┌──
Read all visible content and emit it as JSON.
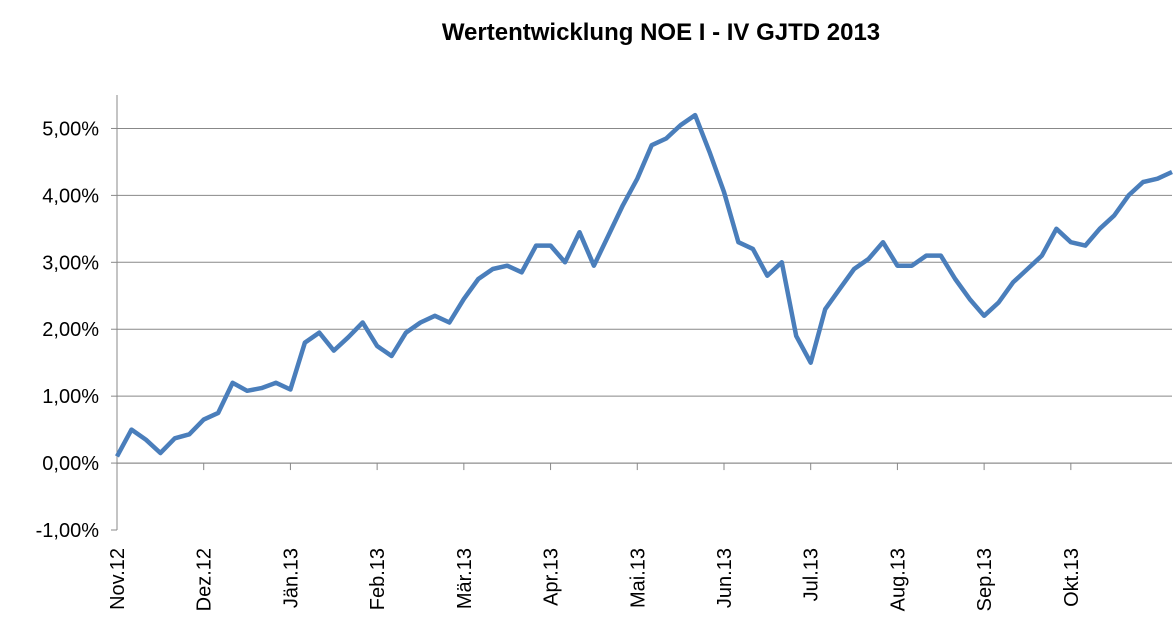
{
  "chart_data": {
    "type": "line",
    "title": "Wertentwicklung NOE I - IV GJTD 2013",
    "categories": [
      "Nov.12",
      null,
      null,
      null,
      null,
      null,
      "Dez.12",
      null,
      null,
      null,
      null,
      null,
      "Jän.13",
      null,
      null,
      null,
      null,
      null,
      "Feb.13",
      null,
      null,
      null,
      null,
      null,
      "Mär.13",
      null,
      null,
      null,
      null,
      null,
      "Apr.13",
      null,
      null,
      null,
      null,
      null,
      "Mai.13",
      null,
      null,
      null,
      null,
      null,
      "Jun.13",
      null,
      null,
      null,
      null,
      null,
      "Jul.13",
      null,
      null,
      null,
      null,
      null,
      "Aug.13",
      null,
      null,
      null,
      null,
      null,
      "Sep.13",
      null,
      null,
      null,
      null,
      null,
      "Okt.13",
      null,
      null,
      null,
      null,
      null,
      null,
      null
    ],
    "series": [
      {
        "color": "#4a7ebb",
        "values": [
          0.1,
          0.5,
          0.35,
          0.15,
          0.37,
          0.43,
          0.65,
          0.75,
          1.2,
          1.08,
          1.12,
          1.2,
          1.1,
          1.8,
          1.95,
          1.68,
          1.88,
          2.1,
          1.75,
          1.6,
          1.95,
          2.1,
          2.2,
          2.1,
          2.45,
          2.75,
          2.9,
          2.95,
          2.85,
          3.25,
          3.25,
          3.0,
          3.45,
          2.95,
          3.4,
          3.85,
          4.25,
          4.75,
          4.85,
          5.05,
          5.2,
          4.65,
          4.05,
          3.3,
          3.2,
          2.8,
          3.0,
          1.9,
          1.5,
          2.3,
          2.6,
          2.9,
          3.05,
          3.3,
          2.95,
          2.95,
          3.1,
          3.1,
          2.75,
          2.45,
          2.2,
          2.4,
          2.7,
          2.9,
          3.1,
          3.5,
          3.3,
          3.25,
          3.5,
          3.7,
          4.0,
          4.2,
          4.25,
          4.35
        ]
      }
    ],
    "ylim": [
      -1,
      5.5
    ],
    "yticks": [
      {
        "value": -1,
        "label": "-1,00%"
      },
      {
        "value": 0,
        "label": "0,00%"
      },
      {
        "value": 1,
        "label": "1,00%"
      },
      {
        "value": 2,
        "label": "2,00%"
      },
      {
        "value": 3,
        "label": "3,00%"
      },
      {
        "value": 4,
        "label": "4,00%"
      },
      {
        "value": 5,
        "label": "5,00%"
      }
    ],
    "grid": true
  }
}
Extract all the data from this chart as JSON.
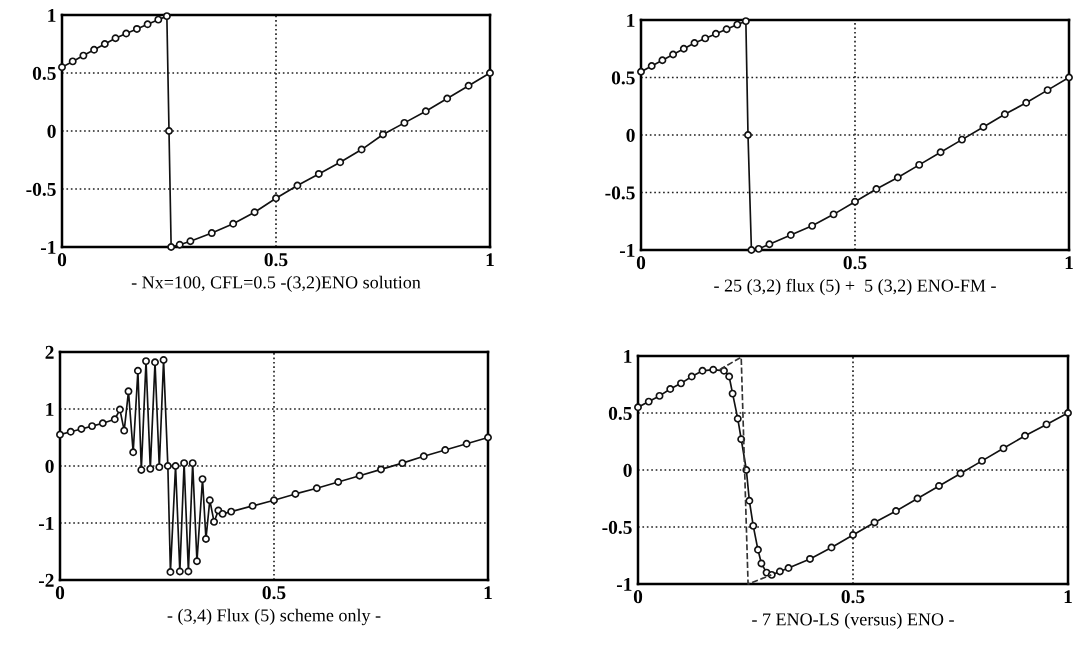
{
  "chart_data": [
    {
      "type": "line",
      "xlabel": "- Nx=100, CFL=0.5 -(3,2)ENO solution",
      "xlim": [
        0,
        1
      ],
      "ylim": [
        -1,
        1
      ],
      "xticks": [
        0,
        0.5,
        1
      ],
      "yticks": [
        -1,
        -0.5,
        0,
        0.5,
        1
      ],
      "grid": true,
      "marker": "circle",
      "line_style": "solid",
      "series": [
        {
          "color": "#111111",
          "x": [
            0,
            0.025,
            0.05,
            0.075,
            0.1,
            0.125,
            0.15,
            0.175,
            0.2,
            0.225,
            0.245,
            0.25,
            0.255,
            0.275,
            0.3,
            0.35,
            0.4,
            0.45,
            0.5,
            0.55,
            0.6,
            0.65,
            0.7,
            0.75,
            0.8,
            0.85,
            0.9,
            0.95,
            1
          ],
          "values": [
            0.55,
            0.6,
            0.65,
            0.7,
            0.75,
            0.8,
            0.84,
            0.88,
            0.92,
            0.96,
            0.99,
            0,
            -1,
            -0.98,
            -0.95,
            -0.88,
            -0.8,
            -0.7,
            -0.58,
            -0.47,
            -0.37,
            -0.27,
            -0.16,
            -0.03,
            0.07,
            0.17,
            0.28,
            0.39,
            0.5
          ]
        }
      ]
    },
    {
      "type": "line",
      "xlabel": "- 25 (3,2) flux (5) +  5 (3,2) ENO-FM -",
      "xlim": [
        0,
        1
      ],
      "ylim": [
        -1,
        1
      ],
      "xticks": [
        0,
        0.5,
        1
      ],
      "yticks": [
        -1,
        -0.5,
        0,
        0.5,
        1
      ],
      "grid": true,
      "marker": "circle",
      "line_style": "solid",
      "series": [
        {
          "color": "#111111",
          "x": [
            0,
            0.025,
            0.05,
            0.075,
            0.1,
            0.125,
            0.15,
            0.175,
            0.2,
            0.225,
            0.245,
            0.25,
            0.258,
            0.275,
            0.3,
            0.35,
            0.4,
            0.45,
            0.5,
            0.55,
            0.6,
            0.65,
            0.7,
            0.75,
            0.8,
            0.85,
            0.9,
            0.95,
            1
          ],
          "values": [
            0.55,
            0.6,
            0.65,
            0.7,
            0.75,
            0.8,
            0.84,
            0.88,
            0.92,
            0.96,
            0.99,
            0,
            -1,
            -0.99,
            -0.95,
            -0.87,
            -0.79,
            -0.69,
            -0.58,
            -0.47,
            -0.37,
            -0.26,
            -0.15,
            -0.04,
            0.07,
            0.18,
            0.28,
            0.39,
            0.5
          ]
        }
      ]
    },
    {
      "type": "line",
      "xlabel": "- (3,4) Flux (5) scheme only -",
      "xlim": [
        0,
        1
      ],
      "ylim": [
        -2,
        2
      ],
      "xticks": [
        0,
        0.5,
        1
      ],
      "yticks": [
        -2,
        -1,
        0,
        1,
        2
      ],
      "grid": true,
      "marker": "circle",
      "line_style": "solid",
      "series": [
        {
          "color": "#111111",
          "x": [
            0,
            0.025,
            0.05,
            0.075,
            0.1,
            0.128,
            0.14,
            0.15,
            0.16,
            0.171,
            0.182,
            0.19,
            0.201,
            0.211,
            0.222,
            0.232,
            0.242,
            0.252,
            0.258,
            0.27,
            0.28,
            0.29,
            0.3,
            0.31,
            0.32,
            0.333,
            0.341,
            0.35,
            0.36,
            0.37,
            0.38,
            0.4,
            0.45,
            0.5,
            0.55,
            0.6,
            0.65,
            0.7,
            0.75,
            0.8,
            0.85,
            0.9,
            0.95,
            1
          ],
          "values": [
            0.55,
            0.6,
            0.65,
            0.7,
            0.75,
            0.82,
            0.99,
            0.62,
            1.31,
            0.24,
            1.67,
            -0.07,
            1.84,
            -0.05,
            1.82,
            -0.02,
            1.86,
            0,
            -1.86,
            0,
            -1.85,
            0.05,
            -1.85,
            0.05,
            -1.67,
            -0.23,
            -1.28,
            -0.6,
            -0.98,
            -0.78,
            -0.84,
            -0.8,
            -0.7,
            -0.6,
            -0.49,
            -0.39,
            -0.28,
            -0.17,
            -0.06,
            0.05,
            0.17,
            0.28,
            0.39,
            0.5
          ]
        }
      ]
    },
    {
      "type": "line",
      "xlabel": "- 7 ENO-LS (versus) ENO -",
      "xlim": [
        0,
        1
      ],
      "ylim": [
        -1,
        1
      ],
      "xticks": [
        0,
        0.5,
        1
      ],
      "yticks": [
        -1,
        -0.5,
        0,
        0.5,
        1
      ],
      "grid": true,
      "marker": "circle",
      "line_style": "solid",
      "series": [
        {
          "color": "#111111",
          "x": [
            0,
            0.025,
            0.05,
            0.075,
            0.1,
            0.125,
            0.15,
            0.175,
            0.2,
            0.212,
            0.22,
            0.232,
            0.24,
            0.252,
            0.259,
            0.268,
            0.279,
            0.287,
            0.299,
            0.311,
            0.33,
            0.35,
            0.4,
            0.45,
            0.5,
            0.55,
            0.6,
            0.65,
            0.7,
            0.75,
            0.8,
            0.85,
            0.9,
            0.95,
            1
          ],
          "values": [
            0.55,
            0.6,
            0.65,
            0.71,
            0.76,
            0.82,
            0.87,
            0.88,
            0.87,
            0.82,
            0.67,
            0.45,
            0.27,
            0,
            -0.27,
            -0.49,
            -0.7,
            -0.82,
            -0.9,
            -0.92,
            -0.89,
            -0.86,
            -0.78,
            -0.68,
            -0.57,
            -0.46,
            -0.36,
            -0.25,
            -0.14,
            -0.03,
            0.08,
            0.19,
            0.3,
            0.4,
            0.5
          ]
        },
        {
          "color": "#333333",
          "marker": "none",
          "line_style": "dashed",
          "x": [
            0.19,
            0.24,
            0.256,
            0.31
          ],
          "values": [
            0.88,
            0.99,
            -1,
            -0.92
          ]
        }
      ]
    }
  ]
}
└──
Your instructions ::
Where a line holds "JSON", copy it out.

Output for this task ::
Read all visible content and emit it as JSON.
Extract all the data from this chart as JSON.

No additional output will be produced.